Listed records ->
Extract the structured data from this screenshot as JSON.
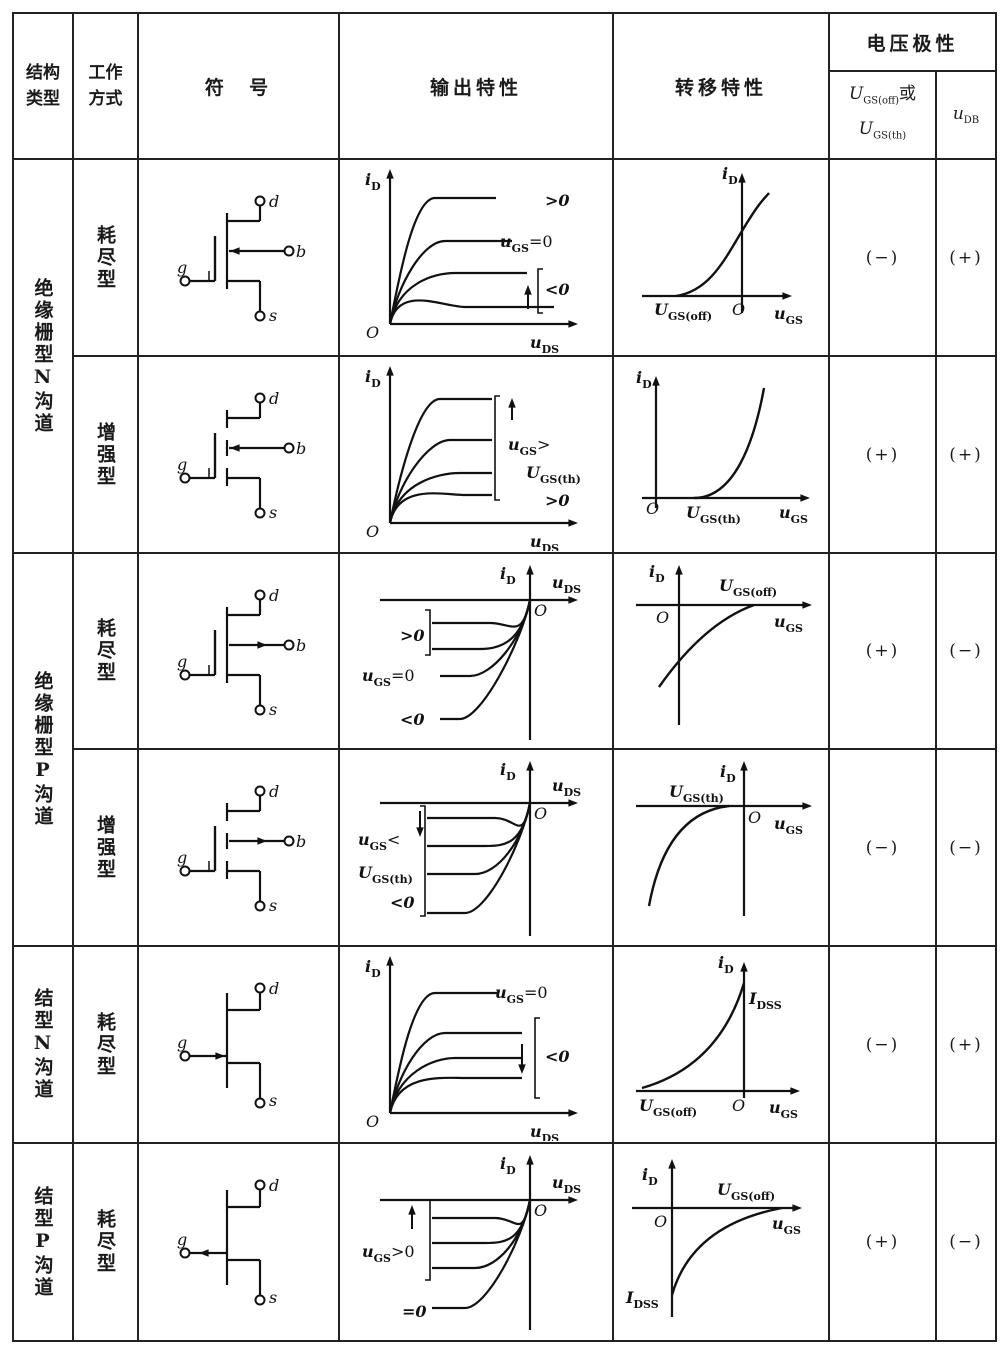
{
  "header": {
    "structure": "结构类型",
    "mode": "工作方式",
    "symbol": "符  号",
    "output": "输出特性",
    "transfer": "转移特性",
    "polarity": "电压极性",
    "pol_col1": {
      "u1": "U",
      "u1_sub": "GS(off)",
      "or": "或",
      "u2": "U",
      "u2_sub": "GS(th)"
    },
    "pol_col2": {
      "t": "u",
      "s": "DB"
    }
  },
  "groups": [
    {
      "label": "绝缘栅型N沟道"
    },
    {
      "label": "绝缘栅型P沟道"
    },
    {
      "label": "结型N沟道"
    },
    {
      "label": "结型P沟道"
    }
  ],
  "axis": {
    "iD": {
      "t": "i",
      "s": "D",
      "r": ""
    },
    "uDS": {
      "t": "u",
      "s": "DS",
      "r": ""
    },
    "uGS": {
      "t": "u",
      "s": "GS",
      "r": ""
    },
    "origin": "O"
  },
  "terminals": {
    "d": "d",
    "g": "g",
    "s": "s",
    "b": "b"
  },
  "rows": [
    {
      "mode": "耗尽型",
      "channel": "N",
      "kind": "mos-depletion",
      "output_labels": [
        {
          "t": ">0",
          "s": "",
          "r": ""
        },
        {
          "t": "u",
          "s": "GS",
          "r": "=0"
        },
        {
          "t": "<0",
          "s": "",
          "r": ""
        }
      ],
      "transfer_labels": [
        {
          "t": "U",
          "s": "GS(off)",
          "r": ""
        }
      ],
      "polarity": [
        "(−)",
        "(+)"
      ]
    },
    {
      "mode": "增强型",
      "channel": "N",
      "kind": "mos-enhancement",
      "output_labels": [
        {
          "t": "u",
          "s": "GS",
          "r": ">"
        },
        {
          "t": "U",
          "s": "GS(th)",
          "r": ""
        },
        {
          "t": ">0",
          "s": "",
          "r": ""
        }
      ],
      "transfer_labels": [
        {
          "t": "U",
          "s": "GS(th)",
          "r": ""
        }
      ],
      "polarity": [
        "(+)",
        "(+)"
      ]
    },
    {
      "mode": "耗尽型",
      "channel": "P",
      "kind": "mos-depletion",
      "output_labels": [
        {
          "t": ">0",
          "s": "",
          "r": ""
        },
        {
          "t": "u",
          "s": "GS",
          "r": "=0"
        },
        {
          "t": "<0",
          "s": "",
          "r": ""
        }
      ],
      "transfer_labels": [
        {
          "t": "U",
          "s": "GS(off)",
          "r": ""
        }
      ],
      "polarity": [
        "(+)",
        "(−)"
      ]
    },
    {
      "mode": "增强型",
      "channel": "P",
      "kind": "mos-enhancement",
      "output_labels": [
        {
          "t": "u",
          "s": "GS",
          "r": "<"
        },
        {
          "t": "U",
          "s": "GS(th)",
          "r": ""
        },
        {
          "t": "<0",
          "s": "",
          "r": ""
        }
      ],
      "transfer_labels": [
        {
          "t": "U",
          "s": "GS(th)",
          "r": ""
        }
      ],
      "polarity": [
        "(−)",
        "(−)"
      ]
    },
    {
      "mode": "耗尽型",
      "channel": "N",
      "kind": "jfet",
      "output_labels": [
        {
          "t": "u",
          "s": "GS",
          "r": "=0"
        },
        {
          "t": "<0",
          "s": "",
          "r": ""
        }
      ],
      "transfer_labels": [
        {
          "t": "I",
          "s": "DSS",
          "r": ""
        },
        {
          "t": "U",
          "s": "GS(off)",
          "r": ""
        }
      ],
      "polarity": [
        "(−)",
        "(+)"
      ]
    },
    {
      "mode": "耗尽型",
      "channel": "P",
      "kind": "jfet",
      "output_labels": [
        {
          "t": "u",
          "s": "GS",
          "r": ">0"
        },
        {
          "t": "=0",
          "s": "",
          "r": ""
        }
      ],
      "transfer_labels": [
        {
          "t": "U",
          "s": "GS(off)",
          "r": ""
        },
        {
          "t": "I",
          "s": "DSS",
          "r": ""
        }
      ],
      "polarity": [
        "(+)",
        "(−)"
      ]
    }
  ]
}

Exercise instructions ->
Leave the pictures out and reproduce all of the records exactly.

Solution to the problem ->
Extract the structured data from this screenshot as JSON.
{
  "header": {
    "structure": "结构类型",
    "mode": "工作方式",
    "symbol": "符  号",
    "output": "输出特性",
    "transfer": "转移特性",
    "polarity": "电压极性",
    "pol_col1": {
      "u1": "U",
      "u1_sub": "GS(off)",
      "or": "或",
      "u2": "U",
      "u2_sub": "GS(th)"
    },
    "pol_col2": {
      "t": "u",
      "s": "DB"
    }
  },
  "groups": [
    {
      "label": "绝缘栅型N沟道"
    },
    {
      "label": "绝缘栅型P沟道"
    },
    {
      "label": "结型N沟道"
    },
    {
      "label": "结型P沟道"
    }
  ],
  "axis": {
    "iD": {
      "t": "i",
      "s": "D",
      "r": ""
    },
    "uDS": {
      "t": "u",
      "s": "DS",
      "r": ""
    },
    "uGS": {
      "t": "u",
      "s": "GS",
      "r": ""
    },
    "origin": "O"
  },
  "terminals": {
    "d": "d",
    "g": "g",
    "s": "s",
    "b": "b"
  },
  "rows": [
    {
      "mode": "耗尽型",
      "channel": "N",
      "kind": "mos-depletion",
      "output_labels": [
        {
          "t": ">0",
          "s": "",
          "r": ""
        },
        {
          "t": "u",
          "s": "GS",
          "r": "=0"
        },
        {
          "t": "<0",
          "s": "",
          "r": ""
        }
      ],
      "transfer_labels": [
        {
          "t": "U",
          "s": "GS(off)",
          "r": ""
        }
      ],
      "polarity": [
        "(−)",
        "(+)"
      ]
    },
    {
      "mode": "增强型",
      "channel": "N",
      "kind": "mos-enhancement",
      "output_labels": [
        {
          "t": "u",
          "s": "GS",
          "r": ">"
        },
        {
          "t": "U",
          "s": "GS(th)",
          "r": ""
        },
        {
          "t": ">0",
          "s": "",
          "r": ""
        }
      ],
      "transfer_labels": [
        {
          "t": "U",
          "s": "GS(th)",
          "r": ""
        }
      ],
      "polarity": [
        "(+)",
        "(+)"
      ]
    },
    {
      "mode": "耗尽型",
      "channel": "P",
      "kind": "mos-depletion",
      "output_labels": [
        {
          "t": ">0",
          "s": "",
          "r": ""
        },
        {
          "t": "u",
          "s": "GS",
          "r": "=0"
        },
        {
          "t": "<0",
          "s": "",
          "r": ""
        }
      ],
      "transfer_labels": [
        {
          "t": "U",
          "s": "GS(off)",
          "r": ""
        }
      ],
      "polarity": [
        "(+)",
        "(−)"
      ]
    },
    {
      "mode": "增强型",
      "channel": "P",
      "kind": "mos-enhancement",
      "output_labels": [
        {
          "t": "u",
          "s": "GS",
          "r": "<"
        },
        {
          "t": "U",
          "s": "GS(th)",
          "r": ""
        },
        {
          "t": "<0",
          "s": "",
          "r": ""
        }
      ],
      "transfer_labels": [
        {
          "t": "U",
          "s": "GS(th)",
          "r": ""
        }
      ],
      "polarity": [
        "(−)",
        "(−)"
      ]
    },
    {
      "mode": "耗尽型",
      "channel": "N",
      "kind": "jfet",
      "output_labels": [
        {
          "t": "u",
          "s": "GS",
          "r": "=0"
        },
        {
          "t": "<0",
          "s": "",
          "r": ""
        }
      ],
      "transfer_labels": [
        {
          "t": "I",
          "s": "DSS",
          "r": ""
        },
        {
          "t": "U",
          "s": "GS(off)",
          "r": ""
        }
      ],
      "polarity": [
        "(−)",
        "(+)"
      ]
    },
    {
      "mode": "耗尽型",
      "channel": "P",
      "kind": "jfet",
      "output_labels": [
        {
          "t": "u",
          "s": "GS",
          "r": ">0"
        },
        {
          "t": "=0",
          "s": "",
          "r": ""
        }
      ],
      "transfer_labels": [
        {
          "t": "U",
          "s": "GS(off)",
          "r": ""
        },
        {
          "t": "I",
          "s": "DSS",
          "r": ""
        }
      ],
      "polarity": [
        "(+)",
        "(−)"
      ]
    }
  ]
}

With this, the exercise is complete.